WRITTEN REQUEST:
Your task is to print all of the material verbatim.

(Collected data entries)
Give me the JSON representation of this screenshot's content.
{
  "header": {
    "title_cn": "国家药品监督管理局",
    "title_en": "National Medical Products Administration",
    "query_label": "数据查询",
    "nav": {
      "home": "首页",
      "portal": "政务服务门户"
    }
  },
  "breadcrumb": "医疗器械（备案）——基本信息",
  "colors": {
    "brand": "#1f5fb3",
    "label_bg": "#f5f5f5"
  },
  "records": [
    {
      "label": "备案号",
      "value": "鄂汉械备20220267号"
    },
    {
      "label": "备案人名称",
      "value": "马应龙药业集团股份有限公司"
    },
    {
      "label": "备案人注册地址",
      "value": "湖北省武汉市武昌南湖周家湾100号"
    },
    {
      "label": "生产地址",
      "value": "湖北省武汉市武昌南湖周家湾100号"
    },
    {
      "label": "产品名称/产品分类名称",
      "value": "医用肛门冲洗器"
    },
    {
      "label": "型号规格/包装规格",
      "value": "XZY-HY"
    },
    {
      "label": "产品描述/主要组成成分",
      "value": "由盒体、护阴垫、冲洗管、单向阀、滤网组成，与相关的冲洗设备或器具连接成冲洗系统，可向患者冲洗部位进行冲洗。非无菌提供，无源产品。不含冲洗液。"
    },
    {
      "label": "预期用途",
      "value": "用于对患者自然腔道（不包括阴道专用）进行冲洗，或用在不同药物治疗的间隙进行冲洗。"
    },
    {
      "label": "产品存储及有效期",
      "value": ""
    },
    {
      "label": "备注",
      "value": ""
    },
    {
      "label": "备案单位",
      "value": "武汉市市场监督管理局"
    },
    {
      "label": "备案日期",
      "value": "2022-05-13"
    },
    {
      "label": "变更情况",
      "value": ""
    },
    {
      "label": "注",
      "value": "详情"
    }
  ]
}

FINAL RESULT:
Give me the JSON representation of this screenshot's content.
{
  "header": {
    "title_cn": "国家药品监督管理局",
    "title_en": "National Medical Products Administration",
    "query_label": "数据查询",
    "nav": {
      "home": "首页",
      "portal": "政务服务门户"
    }
  },
  "breadcrumb": "医疗器械（备案）——基本信息",
  "colors": {
    "brand": "#1f5fb3",
    "label_bg": "#f5f5f5"
  },
  "records": [
    {
      "label": "备案号",
      "value": "鄂汉械备20220267号"
    },
    {
      "label": "备案人名称",
      "value": "马应龙药业集团股份有限公司"
    },
    {
      "label": "备案人注册地址",
      "value": "湖北省武汉市武昌南湖周家湾100号"
    },
    {
      "label": "生产地址",
      "value": "湖北省武汉市武昌南湖周家湾100号"
    },
    {
      "label": "产品名称/产品分类名称",
      "value": "医用肛门冲洗器"
    },
    {
      "label": "型号规格/包装规格",
      "value": "XZY-HY"
    },
    {
      "label": "产品描述/主要组成成分",
      "value": "由盒体、护阴垫、冲洗管、单向阀、滤网组成，与相关的冲洗设备或器具连接成冲洗系统，可向患者冲洗部位进行冲洗。非无菌提供，无源产品。不含冲洗液。"
    },
    {
      "label": "预期用途",
      "value": "用于对患者自然腔道（不包括阴道专用）进行冲洗，或用在不同药物治疗的间隙进行冲洗。"
    },
    {
      "label": "产品存储及有效期",
      "value": ""
    },
    {
      "label": "备注",
      "value": ""
    },
    {
      "label": "备案单位",
      "value": "武汉市市场监督管理局"
    },
    {
      "label": "备案日期",
      "value": "2022-05-13"
    },
    {
      "label": "变更情况",
      "value": ""
    },
    {
      "label": "注",
      "value": "详情"
    }
  ]
}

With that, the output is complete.